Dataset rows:
▼

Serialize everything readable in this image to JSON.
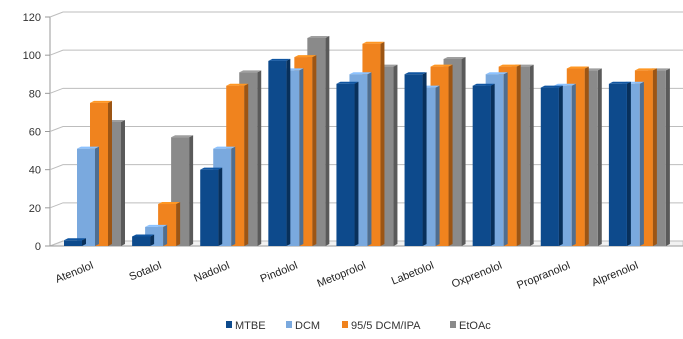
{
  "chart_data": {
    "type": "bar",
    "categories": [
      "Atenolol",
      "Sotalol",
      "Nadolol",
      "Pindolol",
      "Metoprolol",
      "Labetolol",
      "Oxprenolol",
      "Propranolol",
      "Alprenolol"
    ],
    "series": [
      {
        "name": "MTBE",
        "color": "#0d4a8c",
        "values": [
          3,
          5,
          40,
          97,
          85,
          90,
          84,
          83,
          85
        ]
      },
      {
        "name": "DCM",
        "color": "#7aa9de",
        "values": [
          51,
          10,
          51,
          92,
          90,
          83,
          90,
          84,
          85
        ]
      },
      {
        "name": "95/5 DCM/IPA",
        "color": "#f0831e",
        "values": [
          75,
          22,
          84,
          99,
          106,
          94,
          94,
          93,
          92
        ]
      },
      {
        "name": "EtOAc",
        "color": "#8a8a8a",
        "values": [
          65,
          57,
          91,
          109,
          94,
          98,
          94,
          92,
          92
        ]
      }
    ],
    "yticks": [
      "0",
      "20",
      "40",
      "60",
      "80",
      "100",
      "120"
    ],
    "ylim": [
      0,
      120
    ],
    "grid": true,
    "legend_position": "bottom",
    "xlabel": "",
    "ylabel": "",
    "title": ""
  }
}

▲
▼

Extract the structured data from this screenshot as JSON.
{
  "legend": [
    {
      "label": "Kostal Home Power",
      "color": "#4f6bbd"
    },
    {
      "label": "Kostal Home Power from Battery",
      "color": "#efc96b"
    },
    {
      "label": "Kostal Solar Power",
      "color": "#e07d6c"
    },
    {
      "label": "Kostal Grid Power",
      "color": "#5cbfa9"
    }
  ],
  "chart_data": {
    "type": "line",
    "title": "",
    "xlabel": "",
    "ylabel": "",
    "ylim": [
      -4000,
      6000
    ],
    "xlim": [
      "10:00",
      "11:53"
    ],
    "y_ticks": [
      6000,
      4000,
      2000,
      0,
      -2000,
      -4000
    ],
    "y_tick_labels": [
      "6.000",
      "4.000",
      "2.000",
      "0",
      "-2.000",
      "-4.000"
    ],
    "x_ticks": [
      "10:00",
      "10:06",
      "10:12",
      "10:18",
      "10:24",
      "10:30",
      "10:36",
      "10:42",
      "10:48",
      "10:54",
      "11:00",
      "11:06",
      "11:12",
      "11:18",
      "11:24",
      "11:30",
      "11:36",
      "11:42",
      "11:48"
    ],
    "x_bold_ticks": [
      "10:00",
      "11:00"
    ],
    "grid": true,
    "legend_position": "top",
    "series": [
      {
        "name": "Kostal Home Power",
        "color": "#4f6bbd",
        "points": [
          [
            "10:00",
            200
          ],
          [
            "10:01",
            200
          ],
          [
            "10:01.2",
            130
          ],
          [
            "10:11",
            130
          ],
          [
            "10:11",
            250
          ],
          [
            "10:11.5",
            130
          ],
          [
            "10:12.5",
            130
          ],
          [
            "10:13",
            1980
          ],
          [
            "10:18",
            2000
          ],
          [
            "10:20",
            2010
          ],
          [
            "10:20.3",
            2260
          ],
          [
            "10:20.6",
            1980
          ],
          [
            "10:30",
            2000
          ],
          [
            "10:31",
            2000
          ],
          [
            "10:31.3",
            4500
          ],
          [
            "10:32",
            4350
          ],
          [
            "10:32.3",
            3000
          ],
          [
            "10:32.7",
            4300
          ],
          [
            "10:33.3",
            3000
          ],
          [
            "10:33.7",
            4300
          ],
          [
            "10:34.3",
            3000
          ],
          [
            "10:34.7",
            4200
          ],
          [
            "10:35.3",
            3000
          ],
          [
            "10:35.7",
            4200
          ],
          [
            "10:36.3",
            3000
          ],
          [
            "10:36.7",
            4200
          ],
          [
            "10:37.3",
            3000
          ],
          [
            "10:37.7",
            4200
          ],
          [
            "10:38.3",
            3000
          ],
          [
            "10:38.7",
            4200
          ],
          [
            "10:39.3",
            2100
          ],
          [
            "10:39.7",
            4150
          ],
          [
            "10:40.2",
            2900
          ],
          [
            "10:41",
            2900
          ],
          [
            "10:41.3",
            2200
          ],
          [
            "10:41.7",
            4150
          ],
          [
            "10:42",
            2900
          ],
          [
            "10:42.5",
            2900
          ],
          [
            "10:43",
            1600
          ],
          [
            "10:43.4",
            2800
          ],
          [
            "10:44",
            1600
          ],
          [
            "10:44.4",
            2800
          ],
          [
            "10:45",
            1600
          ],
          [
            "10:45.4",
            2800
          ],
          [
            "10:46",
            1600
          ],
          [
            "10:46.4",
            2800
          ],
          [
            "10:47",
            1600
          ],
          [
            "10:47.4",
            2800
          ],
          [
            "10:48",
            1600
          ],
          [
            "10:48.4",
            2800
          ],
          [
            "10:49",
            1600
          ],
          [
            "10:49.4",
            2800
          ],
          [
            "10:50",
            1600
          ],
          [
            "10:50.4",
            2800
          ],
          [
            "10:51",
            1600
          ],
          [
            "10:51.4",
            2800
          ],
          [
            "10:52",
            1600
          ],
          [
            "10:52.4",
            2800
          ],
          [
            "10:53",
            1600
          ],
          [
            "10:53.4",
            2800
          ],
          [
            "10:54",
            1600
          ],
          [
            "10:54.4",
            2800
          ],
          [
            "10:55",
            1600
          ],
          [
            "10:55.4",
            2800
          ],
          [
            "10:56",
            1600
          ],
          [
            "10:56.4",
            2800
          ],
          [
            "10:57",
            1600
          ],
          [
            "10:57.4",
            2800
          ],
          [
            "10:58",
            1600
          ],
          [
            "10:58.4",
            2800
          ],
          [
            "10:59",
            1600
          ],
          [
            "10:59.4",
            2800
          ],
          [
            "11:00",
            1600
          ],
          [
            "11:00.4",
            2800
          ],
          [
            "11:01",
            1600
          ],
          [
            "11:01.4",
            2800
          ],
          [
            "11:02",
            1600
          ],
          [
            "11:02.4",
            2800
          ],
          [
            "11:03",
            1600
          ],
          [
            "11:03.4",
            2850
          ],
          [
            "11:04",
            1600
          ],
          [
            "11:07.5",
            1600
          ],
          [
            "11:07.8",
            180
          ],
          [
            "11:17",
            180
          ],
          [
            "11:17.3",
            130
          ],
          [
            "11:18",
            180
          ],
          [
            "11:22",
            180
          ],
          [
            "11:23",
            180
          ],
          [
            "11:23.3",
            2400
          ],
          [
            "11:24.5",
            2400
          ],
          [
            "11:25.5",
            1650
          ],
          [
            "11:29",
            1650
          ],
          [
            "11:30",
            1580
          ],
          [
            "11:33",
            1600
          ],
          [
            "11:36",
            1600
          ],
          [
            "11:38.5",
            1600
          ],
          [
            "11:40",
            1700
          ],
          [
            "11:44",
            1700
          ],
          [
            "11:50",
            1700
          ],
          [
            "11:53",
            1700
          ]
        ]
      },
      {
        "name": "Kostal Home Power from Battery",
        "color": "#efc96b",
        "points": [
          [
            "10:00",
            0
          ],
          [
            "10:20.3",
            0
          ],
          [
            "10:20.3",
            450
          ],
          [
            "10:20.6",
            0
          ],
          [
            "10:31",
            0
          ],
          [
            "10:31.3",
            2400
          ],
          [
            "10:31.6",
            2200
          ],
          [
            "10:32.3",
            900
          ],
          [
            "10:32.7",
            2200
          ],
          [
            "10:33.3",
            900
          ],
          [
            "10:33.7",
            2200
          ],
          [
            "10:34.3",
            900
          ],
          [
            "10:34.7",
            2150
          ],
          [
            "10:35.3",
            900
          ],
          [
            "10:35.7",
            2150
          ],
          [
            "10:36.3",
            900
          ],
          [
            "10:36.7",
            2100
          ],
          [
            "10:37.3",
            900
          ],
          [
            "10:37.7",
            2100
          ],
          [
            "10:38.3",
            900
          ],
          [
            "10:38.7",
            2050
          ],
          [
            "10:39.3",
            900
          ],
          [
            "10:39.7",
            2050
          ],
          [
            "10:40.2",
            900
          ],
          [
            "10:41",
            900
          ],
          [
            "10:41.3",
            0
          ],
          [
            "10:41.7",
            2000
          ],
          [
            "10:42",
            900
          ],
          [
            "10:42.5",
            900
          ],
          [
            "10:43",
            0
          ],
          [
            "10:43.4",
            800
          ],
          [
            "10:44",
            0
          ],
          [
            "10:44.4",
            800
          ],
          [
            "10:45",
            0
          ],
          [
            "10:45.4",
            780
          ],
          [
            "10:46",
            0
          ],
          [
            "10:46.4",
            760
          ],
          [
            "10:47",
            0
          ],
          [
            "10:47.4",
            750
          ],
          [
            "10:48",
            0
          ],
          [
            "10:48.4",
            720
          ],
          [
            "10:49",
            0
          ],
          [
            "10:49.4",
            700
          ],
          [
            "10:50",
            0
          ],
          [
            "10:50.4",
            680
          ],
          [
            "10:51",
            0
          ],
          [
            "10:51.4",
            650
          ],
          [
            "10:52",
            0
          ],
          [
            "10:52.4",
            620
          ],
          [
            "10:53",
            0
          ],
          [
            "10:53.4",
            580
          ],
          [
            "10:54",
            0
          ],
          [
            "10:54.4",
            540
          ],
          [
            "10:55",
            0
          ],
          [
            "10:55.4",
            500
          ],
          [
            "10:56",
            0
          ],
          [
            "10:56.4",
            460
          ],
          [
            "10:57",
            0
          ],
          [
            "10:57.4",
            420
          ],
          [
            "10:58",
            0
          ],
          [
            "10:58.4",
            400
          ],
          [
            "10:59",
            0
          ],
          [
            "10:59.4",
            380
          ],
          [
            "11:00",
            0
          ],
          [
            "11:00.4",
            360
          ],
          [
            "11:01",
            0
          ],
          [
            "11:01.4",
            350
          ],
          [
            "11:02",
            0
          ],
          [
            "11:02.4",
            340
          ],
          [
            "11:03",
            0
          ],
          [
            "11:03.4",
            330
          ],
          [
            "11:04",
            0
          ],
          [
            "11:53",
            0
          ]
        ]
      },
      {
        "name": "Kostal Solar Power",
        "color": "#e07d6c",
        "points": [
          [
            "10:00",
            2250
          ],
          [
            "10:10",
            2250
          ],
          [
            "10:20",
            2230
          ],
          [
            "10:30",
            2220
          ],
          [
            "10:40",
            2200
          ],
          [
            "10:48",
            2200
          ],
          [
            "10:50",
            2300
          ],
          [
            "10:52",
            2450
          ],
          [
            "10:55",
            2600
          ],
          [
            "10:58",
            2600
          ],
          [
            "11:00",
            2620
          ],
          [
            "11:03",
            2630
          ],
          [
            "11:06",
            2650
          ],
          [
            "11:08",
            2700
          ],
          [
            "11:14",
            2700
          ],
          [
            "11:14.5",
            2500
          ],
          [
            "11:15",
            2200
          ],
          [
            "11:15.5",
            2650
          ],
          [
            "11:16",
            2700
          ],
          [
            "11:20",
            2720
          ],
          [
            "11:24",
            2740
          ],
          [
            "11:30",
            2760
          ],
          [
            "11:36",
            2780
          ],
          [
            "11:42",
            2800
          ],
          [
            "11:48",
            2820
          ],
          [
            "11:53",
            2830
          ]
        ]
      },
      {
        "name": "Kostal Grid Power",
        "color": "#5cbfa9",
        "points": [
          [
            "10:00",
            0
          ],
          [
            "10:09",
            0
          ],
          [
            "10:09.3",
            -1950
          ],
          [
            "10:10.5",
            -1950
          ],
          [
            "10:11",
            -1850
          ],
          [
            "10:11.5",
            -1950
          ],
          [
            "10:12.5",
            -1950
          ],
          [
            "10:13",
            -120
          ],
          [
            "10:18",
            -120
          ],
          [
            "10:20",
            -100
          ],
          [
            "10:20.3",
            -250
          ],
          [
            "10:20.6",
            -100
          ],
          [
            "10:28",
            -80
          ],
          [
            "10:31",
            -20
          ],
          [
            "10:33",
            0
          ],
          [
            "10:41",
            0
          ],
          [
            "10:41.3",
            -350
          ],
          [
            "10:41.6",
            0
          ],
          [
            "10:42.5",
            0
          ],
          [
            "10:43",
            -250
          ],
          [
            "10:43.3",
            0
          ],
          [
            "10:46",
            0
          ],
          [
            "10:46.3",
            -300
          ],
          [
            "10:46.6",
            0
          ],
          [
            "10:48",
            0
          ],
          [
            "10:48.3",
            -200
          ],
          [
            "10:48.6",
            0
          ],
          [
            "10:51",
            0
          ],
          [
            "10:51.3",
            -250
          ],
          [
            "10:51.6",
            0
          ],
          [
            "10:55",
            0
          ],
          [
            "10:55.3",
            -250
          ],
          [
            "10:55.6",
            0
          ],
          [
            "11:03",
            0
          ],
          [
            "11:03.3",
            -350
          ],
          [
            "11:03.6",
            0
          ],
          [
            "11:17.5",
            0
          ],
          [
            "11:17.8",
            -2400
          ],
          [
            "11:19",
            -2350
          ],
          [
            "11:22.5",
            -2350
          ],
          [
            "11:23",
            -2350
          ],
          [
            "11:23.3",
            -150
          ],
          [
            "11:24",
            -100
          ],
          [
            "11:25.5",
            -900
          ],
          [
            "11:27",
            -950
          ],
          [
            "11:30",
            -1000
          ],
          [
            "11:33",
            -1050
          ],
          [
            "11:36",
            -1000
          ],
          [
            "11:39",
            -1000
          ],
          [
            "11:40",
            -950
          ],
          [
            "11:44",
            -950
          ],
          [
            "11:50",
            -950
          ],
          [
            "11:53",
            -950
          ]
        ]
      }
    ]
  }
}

▲

Exercise instructions: Where a line above contains the word "Power", copy that line.

Result for this exercise:
      "label": "Kostal Home Power",
      "label": "Kostal Home Power from Battery",
      "label": "Kostal Solar Power",
      "label": "Kostal Grid Power",
        "name": "Kostal Home Power",
        "name": "Kostal Home Power from Battery",
        "name": "Kostal Solar Power",
        "name": "Kostal Grid Power",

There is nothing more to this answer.